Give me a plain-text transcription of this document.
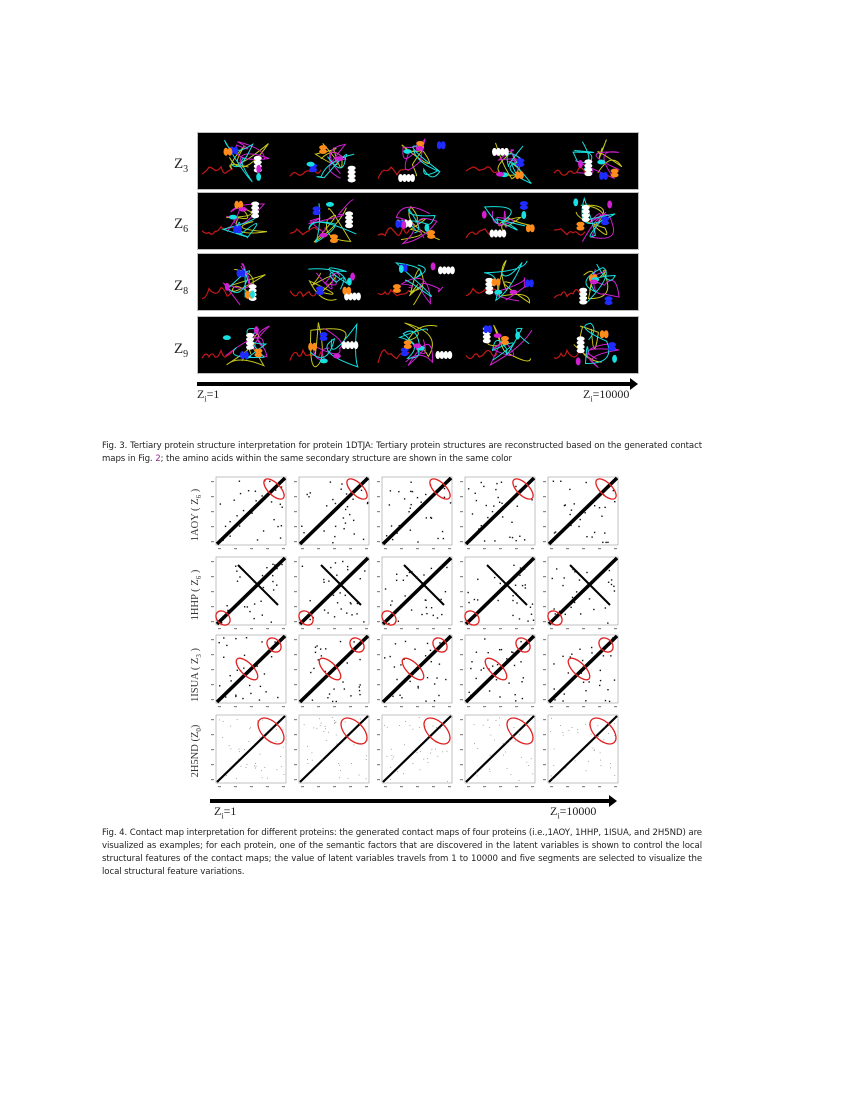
$Z_3$
$Z_6$
$Z_8$
$Z_9$
$Z_i=1$	$Z_i=10000$
Fig. 3. Tertiary protein structure interpretation for protein 1DTJA: Tertiary protein structures are reconstructed based on the generated contact maps in Fig. 2; the amino acids within the same secondary structure are shown in the same color
1AOY ( $Z_6$ )
1HHP ( $Z_6$ )
1ISUA ( $Z_3$ )
2H5ND $(Z_0)$
$Z_i=1$	$Z_i=10000$
Fig. 4. Contact map interpretation for different proteins: the generated contact maps of four proteins (i.e.,1AOY, 1HHP, 1ISUA, and 2H5ND) are visualized as examples; for each protein, one of the semantic factors that are discovered in the latent variables is shown to control the local structural features of the contact maps; the value of latent variables travels from 1 to 10000 and five segments are selected to visualize the local structural feature variations.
----------
## Brief
Lines with the word "protein" in them are the answer; report each one from the data.

## Response below
Fig. 3. Tertiary protein structure interpretation for protein 1DTJA: Tertiary protein structures are reconstructed based on the generated contact maps in Fig. 2; the amino acids within the same secondary structure are shown in the same color
Fig. 4. Contact map interpretation for different proteins: the generated contact maps of four proteins (i.e.,1AOY, 1HHP, 1ISUA, and 2H5ND) are visualized as examples; for each protein, one of the semantic factors that are discovered in the latent variables is shown to control the local structural features of the contact maps; the value of latent variables travels from 1 to 10000 and five segments are selected to visualize the local structural feature variations.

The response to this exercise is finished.